* _Short exercise_: Identify the lines that contain the string "time" and copy all of them.

* _Information provided_:
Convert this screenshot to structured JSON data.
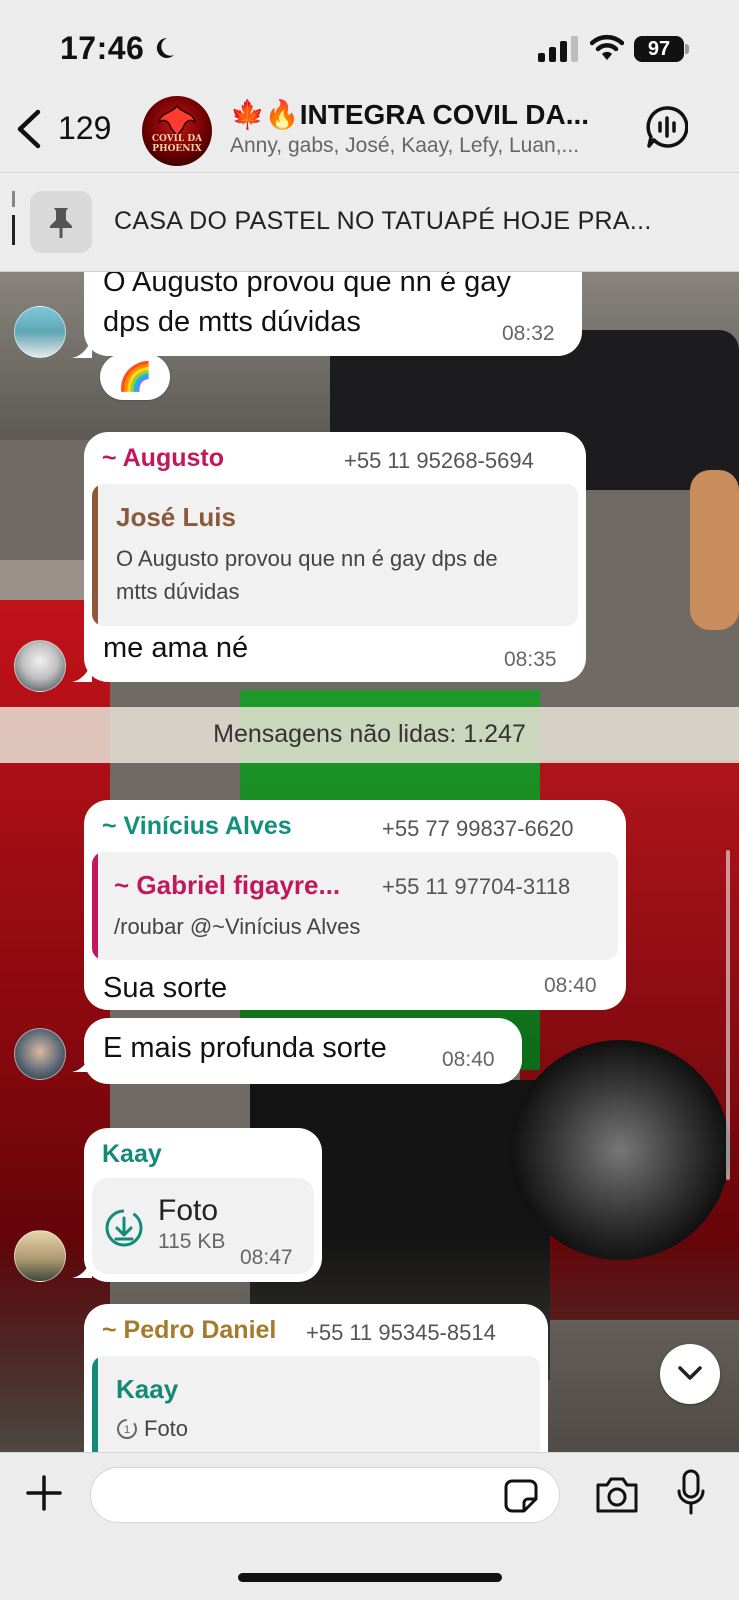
{
  "status_bar": {
    "time": "17:46",
    "battery": "97"
  },
  "header": {
    "back_count": "129",
    "avatar_text": "COVIL DA PHOENIX",
    "title": "🍁🔥INTEGRA COVIL DA...",
    "members": "Anny, gabs, José, Kaay, Lefy, Luan,..."
  },
  "pinned": {
    "text": "CASA DO PASTEL NO TATUAPÉ HOJE PRA..."
  },
  "messages": [
    {
      "line1": "O Augusto provou que nn é gay",
      "line2": "dps de mtts dúvidas",
      "time": "08:32",
      "reaction": "🌈"
    },
    {
      "sender": "~ Augusto",
      "phone": "+55 11 95268-5694",
      "quote": {
        "name": "José Luis",
        "line1": "O Augusto provou que nn é gay dps de",
        "line2": "mtts dúvidas"
      },
      "text": "me ama né",
      "time": "08:35"
    },
    {
      "sender": "~ Vinícius Alves",
      "phone": "+55 77 99837-6620",
      "quote": {
        "name": "~ Gabriel figayre...",
        "phone": "+55 11 97704-3118",
        "text": "/roubar @~Vinícius Alves"
      },
      "text": "Sua sorte",
      "time": "08:40"
    },
    {
      "text": "E mais profunda sorte",
      "time": "08:40"
    },
    {
      "sender": "Kaay",
      "file_title": "Foto",
      "file_size": "115 KB",
      "time": "08:47"
    },
    {
      "sender": "~ Pedro Daniel",
      "phone": "+55 11 95345-8514",
      "quote": {
        "name": "Kaay",
        "text": "Foto"
      }
    }
  ],
  "unread_banner": "Mensagens não lidas: 1.247",
  "composer": {
    "placeholder": ""
  },
  "colors": {
    "augusto": "#c2185b",
    "jose": "#8a5a3b",
    "vinicius": "#138f7d",
    "gabriel": "#c2185b",
    "kaay": "#13897a",
    "pedro": "#a57a2c"
  }
}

* _Final result_:
    "time": "17:46",
      "time": "08:32",
      "time": "08:35"
      "time": "08:40"
      "time": "08:40"
      "time": "08:47"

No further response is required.